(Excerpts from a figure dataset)
>>>>>

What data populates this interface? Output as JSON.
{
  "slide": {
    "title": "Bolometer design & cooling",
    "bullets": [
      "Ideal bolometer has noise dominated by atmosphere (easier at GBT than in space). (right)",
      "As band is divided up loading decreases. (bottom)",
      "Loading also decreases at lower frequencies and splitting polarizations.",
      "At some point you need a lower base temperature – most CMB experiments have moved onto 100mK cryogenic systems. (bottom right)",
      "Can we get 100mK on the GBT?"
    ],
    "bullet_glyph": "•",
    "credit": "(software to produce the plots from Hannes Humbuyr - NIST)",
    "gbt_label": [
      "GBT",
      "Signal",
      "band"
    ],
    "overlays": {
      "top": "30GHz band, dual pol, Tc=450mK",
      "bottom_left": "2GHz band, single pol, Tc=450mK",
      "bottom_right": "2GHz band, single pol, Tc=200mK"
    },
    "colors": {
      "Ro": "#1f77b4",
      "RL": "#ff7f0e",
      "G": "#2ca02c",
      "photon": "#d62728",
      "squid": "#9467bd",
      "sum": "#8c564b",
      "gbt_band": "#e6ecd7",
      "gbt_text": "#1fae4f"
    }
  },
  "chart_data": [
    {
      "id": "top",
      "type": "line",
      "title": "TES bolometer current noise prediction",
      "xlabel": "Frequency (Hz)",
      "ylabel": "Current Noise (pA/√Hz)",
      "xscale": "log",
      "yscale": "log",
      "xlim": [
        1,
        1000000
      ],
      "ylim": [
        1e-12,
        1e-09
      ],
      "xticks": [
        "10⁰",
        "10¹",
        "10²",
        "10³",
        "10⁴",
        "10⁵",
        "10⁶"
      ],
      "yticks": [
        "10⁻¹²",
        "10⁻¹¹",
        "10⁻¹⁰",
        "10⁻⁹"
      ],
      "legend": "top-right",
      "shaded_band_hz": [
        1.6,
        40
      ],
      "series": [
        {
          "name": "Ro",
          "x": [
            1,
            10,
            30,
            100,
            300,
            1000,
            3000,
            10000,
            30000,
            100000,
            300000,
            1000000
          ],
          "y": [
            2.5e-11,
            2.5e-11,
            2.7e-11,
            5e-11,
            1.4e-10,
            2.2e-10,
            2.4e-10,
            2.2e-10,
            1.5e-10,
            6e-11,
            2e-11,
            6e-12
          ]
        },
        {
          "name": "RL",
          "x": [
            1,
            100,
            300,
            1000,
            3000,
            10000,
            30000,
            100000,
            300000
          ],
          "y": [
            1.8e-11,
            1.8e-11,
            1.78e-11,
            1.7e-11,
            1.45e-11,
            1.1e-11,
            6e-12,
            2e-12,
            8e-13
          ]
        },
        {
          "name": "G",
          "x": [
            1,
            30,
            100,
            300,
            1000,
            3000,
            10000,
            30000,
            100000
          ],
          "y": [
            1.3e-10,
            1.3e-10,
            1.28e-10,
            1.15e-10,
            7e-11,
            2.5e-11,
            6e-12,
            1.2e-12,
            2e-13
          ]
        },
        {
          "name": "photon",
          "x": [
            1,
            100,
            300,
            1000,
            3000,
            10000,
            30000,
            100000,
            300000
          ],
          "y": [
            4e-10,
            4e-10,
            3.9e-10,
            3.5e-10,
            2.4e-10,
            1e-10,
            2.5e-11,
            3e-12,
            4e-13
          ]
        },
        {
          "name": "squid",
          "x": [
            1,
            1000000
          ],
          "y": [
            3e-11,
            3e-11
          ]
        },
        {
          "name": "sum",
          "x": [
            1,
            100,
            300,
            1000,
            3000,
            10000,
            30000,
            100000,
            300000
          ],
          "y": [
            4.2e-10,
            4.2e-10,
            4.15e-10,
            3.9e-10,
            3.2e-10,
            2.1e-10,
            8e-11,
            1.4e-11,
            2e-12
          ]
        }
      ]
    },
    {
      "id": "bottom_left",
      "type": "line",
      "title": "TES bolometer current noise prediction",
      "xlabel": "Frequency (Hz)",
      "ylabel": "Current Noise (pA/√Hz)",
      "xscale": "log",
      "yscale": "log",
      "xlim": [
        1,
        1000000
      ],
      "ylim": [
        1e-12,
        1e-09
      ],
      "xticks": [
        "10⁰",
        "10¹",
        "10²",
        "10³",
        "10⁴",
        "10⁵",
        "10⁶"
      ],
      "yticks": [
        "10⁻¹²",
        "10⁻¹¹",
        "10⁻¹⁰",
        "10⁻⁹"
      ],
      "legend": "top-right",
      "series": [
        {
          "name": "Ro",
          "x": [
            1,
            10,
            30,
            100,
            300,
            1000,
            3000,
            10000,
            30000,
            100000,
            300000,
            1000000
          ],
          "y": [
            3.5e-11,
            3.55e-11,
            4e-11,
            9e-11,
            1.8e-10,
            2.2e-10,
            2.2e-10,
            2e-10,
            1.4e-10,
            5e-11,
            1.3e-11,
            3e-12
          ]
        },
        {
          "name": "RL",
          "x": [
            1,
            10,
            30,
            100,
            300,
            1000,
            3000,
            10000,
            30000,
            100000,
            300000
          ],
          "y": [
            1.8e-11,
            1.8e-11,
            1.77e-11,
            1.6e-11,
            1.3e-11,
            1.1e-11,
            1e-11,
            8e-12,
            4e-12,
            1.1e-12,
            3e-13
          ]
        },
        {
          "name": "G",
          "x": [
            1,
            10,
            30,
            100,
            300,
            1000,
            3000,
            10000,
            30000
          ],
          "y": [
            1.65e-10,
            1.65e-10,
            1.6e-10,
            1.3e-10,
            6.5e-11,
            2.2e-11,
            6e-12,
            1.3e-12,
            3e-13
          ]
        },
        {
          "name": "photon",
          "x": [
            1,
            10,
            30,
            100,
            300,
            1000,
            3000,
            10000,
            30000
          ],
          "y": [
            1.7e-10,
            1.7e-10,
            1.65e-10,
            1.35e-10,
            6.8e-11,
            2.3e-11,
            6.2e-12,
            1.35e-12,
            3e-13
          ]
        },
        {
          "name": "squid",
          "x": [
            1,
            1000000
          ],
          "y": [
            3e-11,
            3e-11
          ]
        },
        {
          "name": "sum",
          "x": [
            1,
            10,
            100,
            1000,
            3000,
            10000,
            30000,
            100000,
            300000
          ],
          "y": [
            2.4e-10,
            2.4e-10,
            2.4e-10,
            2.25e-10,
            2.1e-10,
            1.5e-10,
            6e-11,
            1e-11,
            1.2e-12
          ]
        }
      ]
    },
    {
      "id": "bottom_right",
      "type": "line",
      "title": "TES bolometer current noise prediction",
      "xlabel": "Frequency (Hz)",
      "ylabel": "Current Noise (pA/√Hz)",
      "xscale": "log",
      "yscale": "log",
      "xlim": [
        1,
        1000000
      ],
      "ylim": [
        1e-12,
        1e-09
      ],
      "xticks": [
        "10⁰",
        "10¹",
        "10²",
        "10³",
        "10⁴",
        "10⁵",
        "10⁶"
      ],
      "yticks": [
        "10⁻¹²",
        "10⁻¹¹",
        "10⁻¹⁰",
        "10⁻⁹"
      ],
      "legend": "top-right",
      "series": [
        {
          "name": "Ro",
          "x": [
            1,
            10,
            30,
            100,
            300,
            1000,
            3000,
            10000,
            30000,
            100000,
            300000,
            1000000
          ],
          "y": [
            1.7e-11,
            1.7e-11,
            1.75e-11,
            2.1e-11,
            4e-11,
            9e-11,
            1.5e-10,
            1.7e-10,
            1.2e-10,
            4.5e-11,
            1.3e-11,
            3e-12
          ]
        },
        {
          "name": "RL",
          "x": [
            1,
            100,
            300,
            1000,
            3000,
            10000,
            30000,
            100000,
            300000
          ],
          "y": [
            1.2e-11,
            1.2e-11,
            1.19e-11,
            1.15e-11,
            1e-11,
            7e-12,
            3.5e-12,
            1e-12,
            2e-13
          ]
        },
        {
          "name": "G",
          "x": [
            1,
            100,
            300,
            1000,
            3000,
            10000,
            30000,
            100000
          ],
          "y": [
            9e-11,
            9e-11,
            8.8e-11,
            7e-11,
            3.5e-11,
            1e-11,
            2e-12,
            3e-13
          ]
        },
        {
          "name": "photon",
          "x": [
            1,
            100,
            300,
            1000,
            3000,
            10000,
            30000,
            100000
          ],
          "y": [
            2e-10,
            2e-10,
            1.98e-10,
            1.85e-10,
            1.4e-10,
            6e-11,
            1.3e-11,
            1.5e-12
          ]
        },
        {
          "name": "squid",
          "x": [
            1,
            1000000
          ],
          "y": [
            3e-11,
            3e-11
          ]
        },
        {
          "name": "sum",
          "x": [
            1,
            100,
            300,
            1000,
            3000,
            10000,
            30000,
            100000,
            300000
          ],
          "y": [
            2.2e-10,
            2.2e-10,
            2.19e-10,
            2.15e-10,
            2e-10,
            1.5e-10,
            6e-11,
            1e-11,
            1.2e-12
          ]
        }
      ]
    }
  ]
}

<<<<<

[TASK DIRECTIONS] Take each line of the material that contains the word "lower" and list it.

[FULL ANSWER]
      "Loading also decreases at lower frequencies and splitting polarizations.",
      "At some point you need a lower base temperature – most CMB experiments have moved onto 100mK cryogenic systems. (bottom right)",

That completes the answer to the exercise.